Stated goal: Report how many lines include the word "screenshot", and nothing besides that number.
[Start of Data supplied]
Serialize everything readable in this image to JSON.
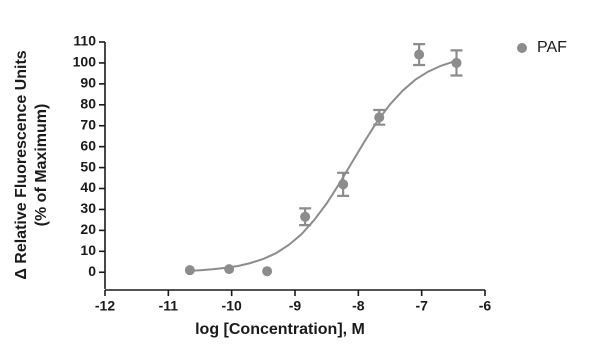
{
  "chart_data": {
    "type": "scatter",
    "xlabel": "log [Concentration], M",
    "ylabel": [
      "Δ Relative Fluorescence Units",
      "(% of Maximum)"
    ],
    "series": [
      {
        "name": "PAF",
        "color": "#8c8c8c",
        "x": [
          -10.66,
          -10.04,
          -9.44,
          -8.84,
          -8.24,
          -7.67,
          -7.04,
          -6.45
        ],
        "values": [
          1,
          1.5,
          0.5,
          26.5,
          42,
          74,
          104,
          100
        ],
        "errors": [
          0,
          0,
          0,
          4,
          5.5,
          3.5,
          5,
          6
        ]
      }
    ],
    "curve": {
      "color": "#8c8c8c",
      "x": [
        -10.7,
        -10.5,
        -10.3,
        -10.1,
        -9.9,
        -9.7,
        -9.5,
        -9.3,
        -9.1,
        -8.9,
        -8.7,
        -8.5,
        -8.3,
        -8.1,
        -7.9,
        -7.7,
        -7.5,
        -7.3,
        -7.1,
        -6.9,
        -6.7,
        -6.5,
        -6.4
      ],
      "values": [
        0.6,
        1,
        1.4,
        2.1,
        3,
        4.4,
        6.4,
        9.1,
        13,
        18.1,
        24.8,
        32.9,
        42.3,
        52.5,
        62.6,
        72.1,
        80.2,
        86.8,
        92,
        95.8,
        98.6,
        100.6,
        101.4
      ]
    },
    "xlim": [
      -12,
      -6
    ],
    "xticks": [
      -12,
      -11,
      -10,
      -9,
      -8,
      -7,
      -6
    ],
    "ylim": [
      -8,
      110
    ],
    "yticks": [
      0,
      10,
      20,
      30,
      40,
      50,
      60,
      70,
      80,
      90,
      100,
      110
    ],
    "legend": "top-right"
  }
}
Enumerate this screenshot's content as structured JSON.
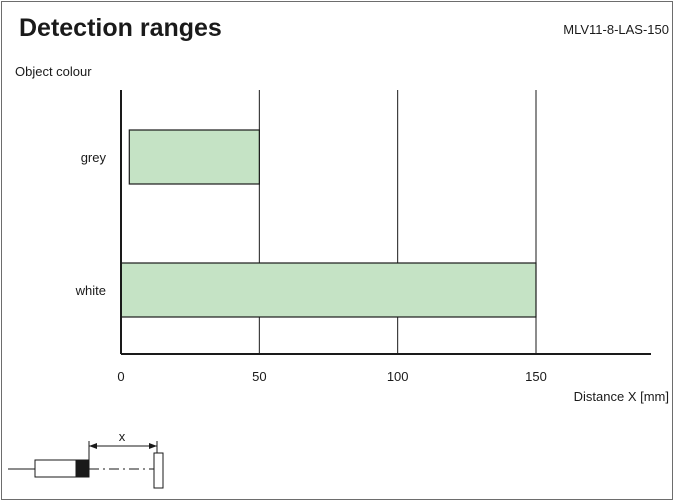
{
  "header": {
    "title": "Detection ranges",
    "model": "MLV11-8-LAS-150"
  },
  "chart_data": {
    "type": "bar",
    "orientation": "horizontal",
    "title": "Detection ranges",
    "ylabel": "Object colour",
    "xlabel": "Distance X [mm]",
    "categories": [
      "grey",
      "white"
    ],
    "ranges": [
      {
        "category": "grey",
        "start": 3,
        "end": 50
      },
      {
        "category": "white",
        "start": 0,
        "end": 150
      }
    ],
    "xticks": [
      0,
      50,
      100,
      150
    ],
    "xlim": [
      0,
      190
    ],
    "grid": true,
    "bar_color": "#c5e3c5"
  },
  "diagram": {
    "dimension_label": "x"
  }
}
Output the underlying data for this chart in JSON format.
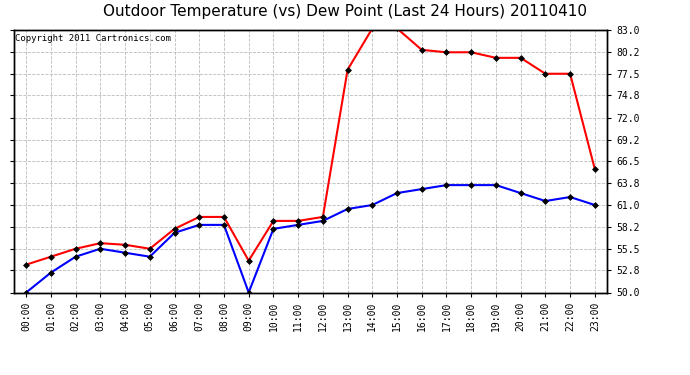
{
  "title": "Outdoor Temperature (vs) Dew Point (Last 24 Hours) 20110410",
  "copyright": "Copyright 2011 Cartronics.com",
  "x_labels": [
    "00:00",
    "01:00",
    "02:00",
    "03:00",
    "04:00",
    "05:00",
    "06:00",
    "07:00",
    "08:00",
    "09:00",
    "10:00",
    "11:00",
    "12:00",
    "13:00",
    "14:00",
    "15:00",
    "16:00",
    "17:00",
    "18:00",
    "19:00",
    "20:00",
    "21:00",
    "22:00",
    "23:00"
  ],
  "temp_data": [
    53.5,
    54.5,
    55.5,
    56.2,
    56.0,
    55.5,
    58.0,
    59.5,
    59.5,
    54.0,
    59.0,
    59.0,
    59.5,
    78.0,
    83.2,
    83.2,
    80.5,
    80.2,
    80.2,
    79.5,
    79.5,
    77.5,
    77.5,
    65.5
  ],
  "dew_data": [
    50.0,
    52.5,
    54.5,
    55.5,
    55.0,
    54.5,
    57.5,
    58.5,
    58.5,
    50.0,
    58.0,
    58.5,
    59.0,
    60.5,
    61.0,
    62.5,
    63.0,
    63.5,
    63.5,
    63.5,
    62.5,
    61.5,
    62.0,
    61.0
  ],
  "temp_color": "#ff0000",
  "dew_color": "#0000ff",
  "bg_color": "#ffffff",
  "grid_color": "#bbbbbb",
  "ylim": [
    50.0,
    83.0
  ],
  "yticks": [
    50.0,
    52.8,
    55.5,
    58.2,
    61.0,
    63.8,
    66.5,
    69.2,
    72.0,
    74.8,
    77.5,
    80.2,
    83.0
  ],
  "ytick_labels": [
    "50.0",
    "52.8",
    "55.5",
    "58.2",
    "61.0",
    "63.8",
    "66.5",
    "69.2",
    "72.0",
    "74.8",
    "77.5",
    "80.2",
    "83.0"
  ],
  "title_fontsize": 11,
  "tick_fontsize": 7,
  "copyright_fontsize": 6.5,
  "marker": "D",
  "marker_size": 3,
  "line_width": 1.5
}
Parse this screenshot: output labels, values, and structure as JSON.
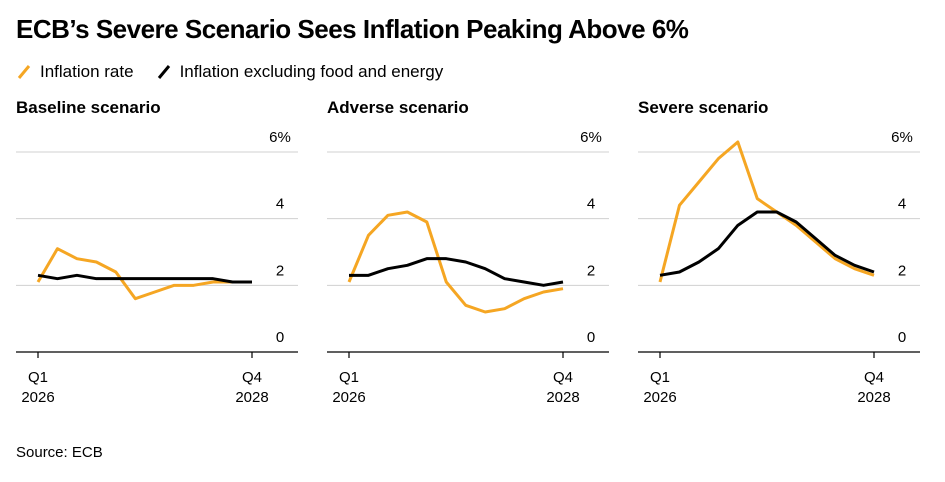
{
  "title": "ECB’s Severe Scenario Sees Inflation Peaking Above 6%",
  "source": "Source: ECB",
  "colors": {
    "inflation": "#f5a623",
    "core": "#000000",
    "grid": "#d0d0d0",
    "axis": "#000000"
  },
  "chart_data": [
    {
      "type": "line",
      "title": "Baseline scenario",
      "ylim": [
        0,
        6
      ],
      "yticks": [
        0,
        2,
        4,
        6
      ],
      "ytick_labels": [
        "0",
        "2",
        "4",
        "6%"
      ],
      "xtick_labels": [
        {
          "line1": "Q1",
          "line2": "2026"
        },
        {
          "line1": "Q4",
          "line2": "2028"
        }
      ],
      "x": [
        1,
        2,
        3,
        4,
        5,
        6,
        7,
        8,
        9,
        10,
        11,
        12
      ],
      "series": [
        {
          "name": "Inflation rate",
          "color": "#f5a623",
          "values": [
            2.1,
            3.1,
            2.8,
            2.7,
            2.4,
            1.6,
            1.8,
            2.0,
            2.0,
            2.1,
            2.1,
            2.1
          ]
        },
        {
          "name": "Inflation excluding food and energy",
          "color": "#000000",
          "values": [
            2.3,
            2.2,
            2.3,
            2.2,
            2.2,
            2.2,
            2.2,
            2.2,
            2.2,
            2.2,
            2.1,
            2.1
          ]
        }
      ]
    },
    {
      "type": "line",
      "title": "Adverse scenario",
      "ylim": [
        0,
        6
      ],
      "yticks": [
        0,
        2,
        4,
        6
      ],
      "ytick_labels": [
        "0",
        "2",
        "4",
        "6%"
      ],
      "xtick_labels": [
        {
          "line1": "Q1",
          "line2": "2026"
        },
        {
          "line1": "Q4",
          "line2": "2028"
        }
      ],
      "x": [
        1,
        2,
        3,
        4,
        5,
        6,
        7,
        8,
        9,
        10,
        11,
        12
      ],
      "series": [
        {
          "name": "Inflation rate",
          "color": "#f5a623",
          "values": [
            2.1,
            3.5,
            4.1,
            4.2,
            3.9,
            2.1,
            1.4,
            1.2,
            1.3,
            1.6,
            1.8,
            1.9
          ]
        },
        {
          "name": "Inflation excluding food and energy",
          "color": "#000000",
          "values": [
            2.3,
            2.3,
            2.5,
            2.6,
            2.8,
            2.8,
            2.7,
            2.5,
            2.2,
            2.1,
            2.0,
            2.1
          ]
        }
      ]
    },
    {
      "type": "line",
      "title": "Severe scenario",
      "ylim": [
        0,
        6
      ],
      "yticks": [
        0,
        2,
        4,
        6
      ],
      "ytick_labels": [
        "0",
        "2",
        "4",
        "6%"
      ],
      "xtick_labels": [
        {
          "line1": "Q1",
          "line2": "2026"
        },
        {
          "line1": "Q4",
          "line2": "2028"
        }
      ],
      "x": [
        1,
        2,
        3,
        4,
        5,
        6,
        7,
        8,
        9,
        10,
        11,
        12
      ],
      "series": [
        {
          "name": "Inflation rate",
          "color": "#f5a623",
          "values": [
            2.1,
            4.4,
            5.1,
            5.8,
            6.3,
            4.6,
            4.2,
            3.8,
            3.3,
            2.8,
            2.5,
            2.3
          ]
        },
        {
          "name": "Inflation excluding food and energy",
          "color": "#000000",
          "values": [
            2.3,
            2.4,
            2.7,
            3.1,
            3.8,
            4.2,
            4.2,
            3.9,
            3.4,
            2.9,
            2.6,
            2.4
          ]
        }
      ]
    }
  ],
  "legend": [
    {
      "label": "Inflation rate",
      "color": "#f5a623"
    },
    {
      "label": "Inflation excluding food and energy",
      "color": "#000000"
    }
  ]
}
[End of Data supplied]
The result: 2